# DATASET EXTRACT:
..............................
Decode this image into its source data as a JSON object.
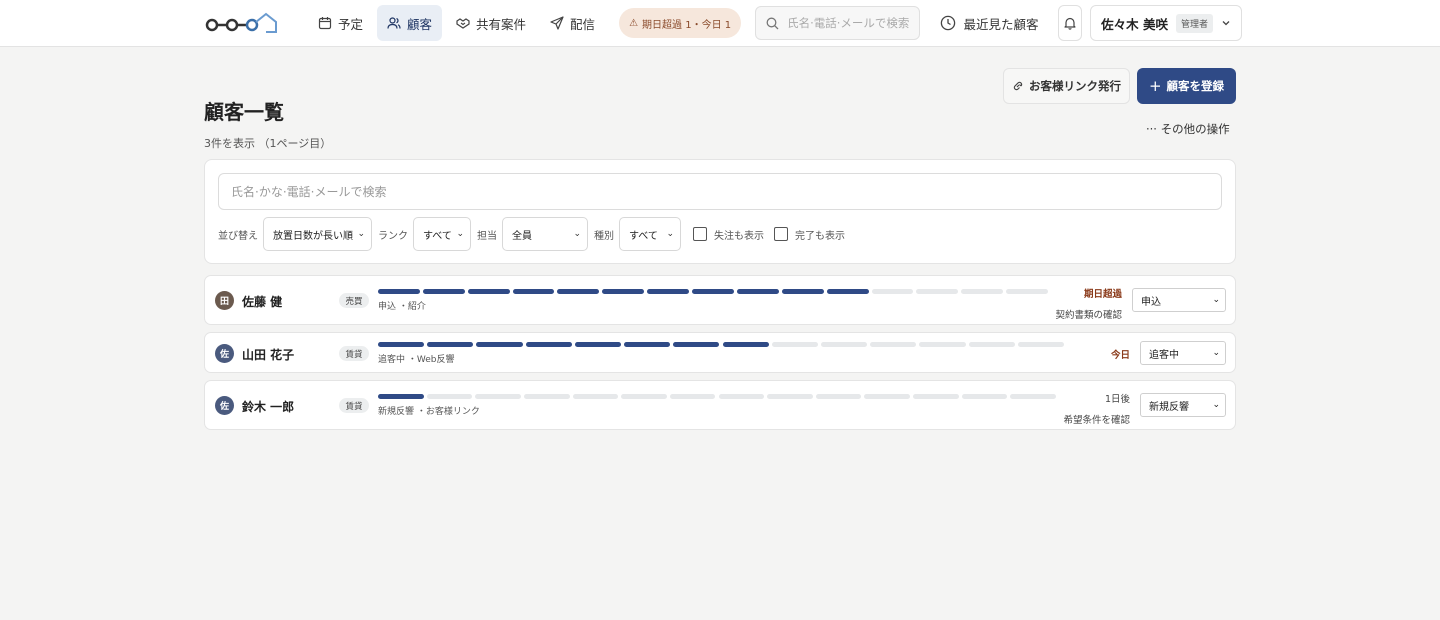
{
  "header": {
    "nav": [
      {
        "label": "予定",
        "icon": "calendar-icon"
      },
      {
        "label": "顧客",
        "icon": "users-icon"
      },
      {
        "label": "共有案件",
        "icon": "handshake-icon"
      },
      {
        "label": "配信",
        "icon": "send-icon"
      }
    ],
    "alert": {
      "icon": "warning-icon",
      "label": "期日超過 1・今日 1"
    },
    "search_placeholder": "氏名·電話·メールで検索",
    "recent_label": "最近見た顧客",
    "user_name": "佐々木 美咲",
    "user_role": "管理者"
  },
  "page": {
    "title": "顧客一覧",
    "subtitle": "3件を表示 （1ページ目）",
    "link_button": "お客様リンク発行",
    "primary_button": "顧客を登録",
    "more_ops": "··· その他の操作"
  },
  "filters": {
    "search_placeholder": "氏名·かな·電話·メールで検索",
    "sort_label": "並び替え",
    "sort_value": "放置日数が長い順",
    "rank_label": "ランク",
    "rank_value": "すべて",
    "owner_label": "担当",
    "owner_value": "全員",
    "kind_label": "種別",
    "kind_value": "すべて",
    "lost_label": "失注も表示",
    "done_label": "完了も表示"
  },
  "colors": {
    "accent": "#2f4a86",
    "progress_done": "#2f4a86",
    "progress_todo": "#e6e8ea",
    "overdue": "#8a3a1a",
    "today": "#8a3a1a"
  },
  "customers": [
    {
      "initial": "田",
      "avatar_color": "#6b5a4e",
      "name": "佐藤 健",
      "type": "売買",
      "progress": {
        "done": 11,
        "total": 15
      },
      "tags": "申込 ・紹介",
      "status": "期日超過",
      "status_color": "#8a3a1a",
      "task": "契約書類の確認",
      "stage": "申込"
    },
    {
      "initial": "佐",
      "avatar_color": "#4a5a7e",
      "name": "山田 花子",
      "type": "賃貸",
      "progress": {
        "done": 8,
        "total": 14
      },
      "tags": "追客中 ・Web反響",
      "status": "今日",
      "status_color": "#8a3a1a",
      "task": "",
      "stage": "追客中"
    },
    {
      "initial": "佐",
      "avatar_color": "#4a5a7e",
      "name": "鈴木 一郎",
      "type": "賃貸",
      "progress": {
        "done": 1,
        "total": 14
      },
      "tags": "新規反響 ・お客様リンク",
      "status": "1日後",
      "status_color": "#444444",
      "task": "希望条件を確認",
      "stage": "新規反響"
    }
  ]
}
..............................
# TASK TO CARRY OUT:
Say, as a number only, how many lines of the data contain "icon".

# RESULT BELOW:
5